What you need to do:
Tally up how many lines in the listing below contain the string "Layout", and give only the total.

Source material:
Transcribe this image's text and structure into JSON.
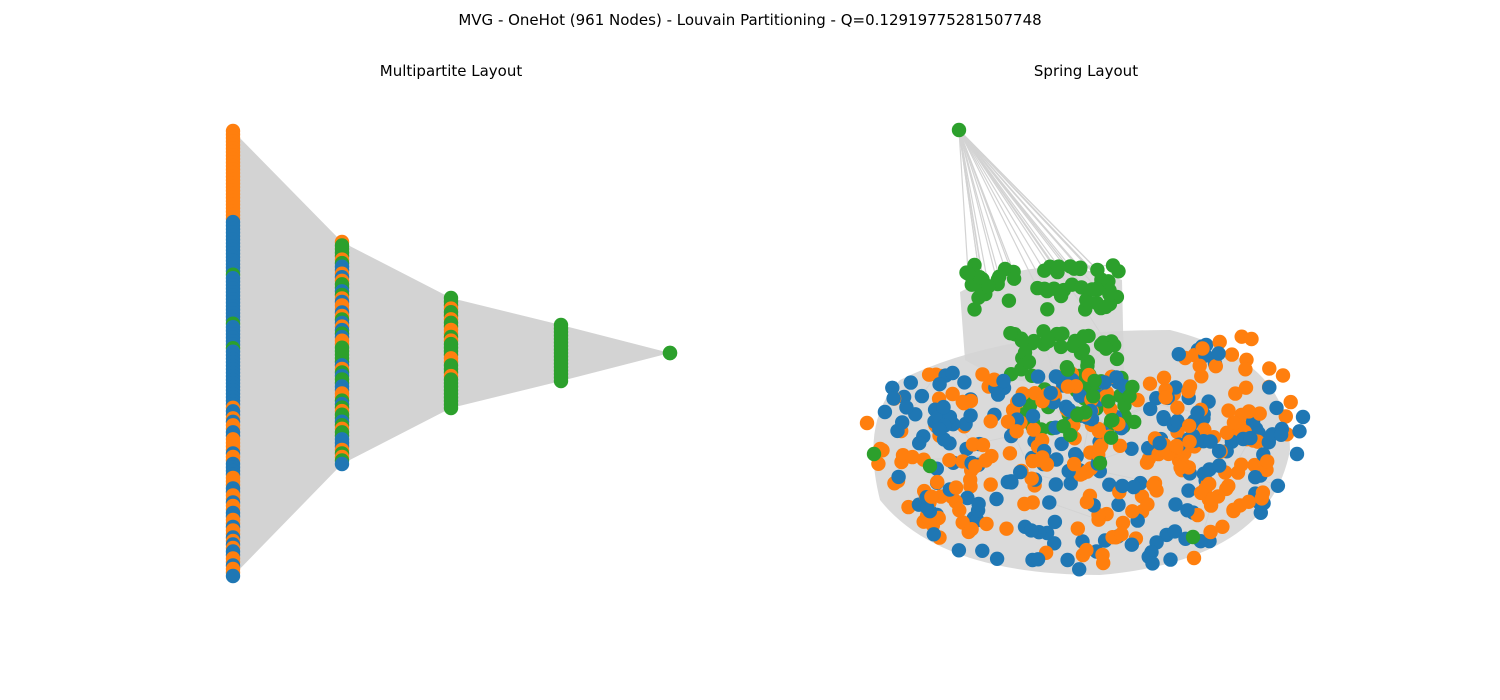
{
  "figure": {
    "title": "MVG - OneHot (961 Nodes) - Louvain Partitioning - Q=0.12919775281507748"
  },
  "panels": [
    {
      "title": "Multipartite Layout"
    },
    {
      "title": "Spring Layout"
    }
  ],
  "colors": {
    "community_0": "#1f77b4",
    "community_1": "#ff7f0e",
    "community_2": "#2ca02c",
    "edge": "#d3d3d3",
    "background": "#ffffff"
  },
  "graph": {
    "node_count": 961,
    "partitioning": "Louvain",
    "modularity": 0.12919775281507748,
    "multipartite_layers": [
      {
        "layer": 0,
        "colors": [
          "community_1",
          "community_0",
          "community_1"
        ]
      },
      {
        "layer": 1,
        "colors": [
          "community_2",
          "community_0",
          "community_1"
        ]
      },
      {
        "layer": 2,
        "colors": [
          "community_2",
          "community_1"
        ]
      },
      {
        "layer": 3,
        "colors": [
          "community_2"
        ]
      },
      {
        "layer": 4,
        "colors": [
          "community_2"
        ]
      }
    ]
  }
}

Written solution:
2